-- start Provided records --

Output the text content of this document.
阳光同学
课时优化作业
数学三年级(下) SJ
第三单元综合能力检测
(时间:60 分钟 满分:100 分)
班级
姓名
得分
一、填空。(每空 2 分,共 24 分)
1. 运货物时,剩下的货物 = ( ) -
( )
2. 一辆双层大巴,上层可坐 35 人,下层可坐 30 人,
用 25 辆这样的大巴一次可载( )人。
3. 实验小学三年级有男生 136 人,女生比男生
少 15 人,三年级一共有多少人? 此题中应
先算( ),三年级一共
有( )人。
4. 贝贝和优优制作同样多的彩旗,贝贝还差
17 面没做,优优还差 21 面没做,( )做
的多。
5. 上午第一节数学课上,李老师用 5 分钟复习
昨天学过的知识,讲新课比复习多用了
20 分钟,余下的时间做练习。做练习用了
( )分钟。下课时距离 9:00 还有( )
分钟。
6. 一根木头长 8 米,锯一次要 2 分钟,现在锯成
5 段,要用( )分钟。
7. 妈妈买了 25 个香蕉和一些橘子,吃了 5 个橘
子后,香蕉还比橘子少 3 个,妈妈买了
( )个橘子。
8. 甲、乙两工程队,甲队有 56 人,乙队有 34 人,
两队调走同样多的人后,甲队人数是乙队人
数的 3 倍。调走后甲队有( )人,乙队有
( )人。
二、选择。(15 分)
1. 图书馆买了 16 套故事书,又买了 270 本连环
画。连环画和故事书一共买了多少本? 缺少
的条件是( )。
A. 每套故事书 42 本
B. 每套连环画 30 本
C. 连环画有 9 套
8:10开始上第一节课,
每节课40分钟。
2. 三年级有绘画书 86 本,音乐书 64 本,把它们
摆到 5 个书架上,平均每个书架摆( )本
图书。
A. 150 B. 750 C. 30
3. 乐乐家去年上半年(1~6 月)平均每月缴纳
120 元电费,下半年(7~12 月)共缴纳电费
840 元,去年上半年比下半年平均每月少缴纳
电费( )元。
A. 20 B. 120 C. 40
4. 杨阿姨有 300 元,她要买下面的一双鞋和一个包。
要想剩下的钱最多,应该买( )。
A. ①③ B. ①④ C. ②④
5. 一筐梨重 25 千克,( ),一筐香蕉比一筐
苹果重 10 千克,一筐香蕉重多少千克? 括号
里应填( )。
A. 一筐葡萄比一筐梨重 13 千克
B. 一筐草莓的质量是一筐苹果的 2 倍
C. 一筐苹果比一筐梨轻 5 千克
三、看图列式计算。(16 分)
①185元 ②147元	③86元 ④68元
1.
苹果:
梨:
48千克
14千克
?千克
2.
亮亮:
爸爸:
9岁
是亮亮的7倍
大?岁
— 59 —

-- end Provided records --

» Aim of the task
Output every entry shown above, exactly.

» Written response
Output the text content of this document.
阳光同学
课时优化作业
数学三年级(下) SJ
第三单元综合能力检测
(时间:60 分钟 满分:100 分)
班级
姓名
得分
一、填空。(每空 2 分,共 24 分)
1. 运货物时,剩下的货物 = ( ) -
( )
2. 一辆双层大巴,上层可坐 35 人,下层可坐 30 人,
用 25 辆这样的大巴一次可载( )人。
3. 实验小学三年级有男生 136 人,女生比男生
少 15 人,三年级一共有多少人? 此题中应
先算( ),三年级一共
有( )人。
4. 贝贝和优优制作同样多的彩旗,贝贝还差
17 面没做,优优还差 21 面没做,( )做
的多。
5. 上午第一节数学课上,李老师用 5 分钟复习
昨天学过的知识,讲新课比复习多用了
20 分钟,余下的时间做练习。做练习用了
( )分钟。下课时距离 9:00 还有( )
分钟。
6. 一根木头长 8 米,锯一次要 2 分钟,现在锯成
5 段,要用( )分钟。
7. 妈妈买了 25 个香蕉和一些橘子,吃了 5 个橘
子后,香蕉还比橘子少 3 个,妈妈买了
( )个橘子。
8. 甲、乙两工程队,甲队有 56 人,乙队有 34 人,
两队调走同样多的人后,甲队人数是乙队人
数的 3 倍。调走后甲队有( )人,乙队有
( )人。
二、选择。(15 分)
1. 图书馆买了 16 套故事书,又买了 270 本连环
画。连环画和故事书一共买了多少本? 缺少
的条件是( )。
A. 每套故事书 42 本
B. 每套连环画 30 本
C. 连环画有 9 套
8:10开始上第一节课,
每节课40分钟。
2. 三年级有绘画书 86 本,音乐书 64 本,把它们
摆到 5 个书架上,平均每个书架摆( )本
图书。
A. 150 B. 750 C. 30
3. 乐乐家去年上半年(1~6 月)平均每月缴纳
120 元电费,下半年(7~12 月)共缴纳电费
840 元,去年上半年比下半年平均每月少缴纳
电费( )元。
A. 20 B. 120 C. 40
4. 杨阿姨有 300 元,她要买下面的一双鞋和一个包。
要想剩下的钱最多,应该买( )。
A. ①③ B. ①④ C. ②④
5. 一筐梨重 25 千克,( ),一筐香蕉比一筐
苹果重 10 千克,一筐香蕉重多少千克? 括号
里应填( )。
A. 一筐葡萄比一筐梨重 13 千克
B. 一筐草莓的质量是一筐苹果的 2 倍
C. 一筐苹果比一筐梨轻 5 千克
三、看图列式计算。(16 分)
①185元 ②147元	③86元 ④68元
1.
苹果:
梨:
48千克
14千克
?千克
2.
亮亮:
爸爸:
9岁
是亮亮的7倍
大?岁
— 59 —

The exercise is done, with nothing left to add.